Your goal:
Give only the number of lines below that contain the word "Spotkanie".

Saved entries
○ ○ ○ ○ ○ ○ ○

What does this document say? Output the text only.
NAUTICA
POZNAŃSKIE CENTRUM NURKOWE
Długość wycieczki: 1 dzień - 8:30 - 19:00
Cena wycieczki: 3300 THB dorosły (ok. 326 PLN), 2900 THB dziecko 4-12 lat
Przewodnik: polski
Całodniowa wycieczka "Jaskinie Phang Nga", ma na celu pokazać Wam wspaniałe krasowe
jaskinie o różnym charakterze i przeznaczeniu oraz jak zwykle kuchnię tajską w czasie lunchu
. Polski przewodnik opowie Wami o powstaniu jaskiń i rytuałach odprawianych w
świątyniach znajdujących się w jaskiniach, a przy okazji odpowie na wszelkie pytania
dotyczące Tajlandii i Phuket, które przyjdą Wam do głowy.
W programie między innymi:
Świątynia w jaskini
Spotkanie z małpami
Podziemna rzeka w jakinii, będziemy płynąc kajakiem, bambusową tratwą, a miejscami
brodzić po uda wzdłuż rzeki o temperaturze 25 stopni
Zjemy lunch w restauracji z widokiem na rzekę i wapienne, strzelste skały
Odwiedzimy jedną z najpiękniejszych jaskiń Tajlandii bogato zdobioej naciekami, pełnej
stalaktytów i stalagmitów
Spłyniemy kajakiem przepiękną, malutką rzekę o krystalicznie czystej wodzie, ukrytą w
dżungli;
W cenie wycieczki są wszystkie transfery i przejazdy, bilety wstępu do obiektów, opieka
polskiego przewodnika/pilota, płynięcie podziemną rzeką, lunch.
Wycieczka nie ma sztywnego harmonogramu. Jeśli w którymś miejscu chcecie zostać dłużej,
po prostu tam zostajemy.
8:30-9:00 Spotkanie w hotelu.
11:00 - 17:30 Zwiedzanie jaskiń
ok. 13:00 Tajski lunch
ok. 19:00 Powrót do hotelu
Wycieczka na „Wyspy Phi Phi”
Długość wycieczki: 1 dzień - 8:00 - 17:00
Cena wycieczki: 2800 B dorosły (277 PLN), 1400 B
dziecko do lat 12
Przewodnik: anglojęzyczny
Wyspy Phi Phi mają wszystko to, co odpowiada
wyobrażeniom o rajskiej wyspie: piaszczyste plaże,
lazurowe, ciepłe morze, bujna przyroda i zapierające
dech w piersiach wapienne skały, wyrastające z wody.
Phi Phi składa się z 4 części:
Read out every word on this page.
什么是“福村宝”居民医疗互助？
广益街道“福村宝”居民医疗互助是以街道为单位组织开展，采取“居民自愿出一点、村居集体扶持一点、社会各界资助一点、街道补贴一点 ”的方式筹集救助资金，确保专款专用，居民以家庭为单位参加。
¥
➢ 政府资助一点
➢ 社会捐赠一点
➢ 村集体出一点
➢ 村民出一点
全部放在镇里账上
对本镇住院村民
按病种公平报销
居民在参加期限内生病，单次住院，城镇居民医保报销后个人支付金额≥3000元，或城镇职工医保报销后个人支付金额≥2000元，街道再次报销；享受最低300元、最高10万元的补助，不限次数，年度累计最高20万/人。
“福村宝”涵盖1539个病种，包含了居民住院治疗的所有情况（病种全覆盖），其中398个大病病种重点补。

○ ○ ○ ○ ○ ○ ○

Exercise output:
2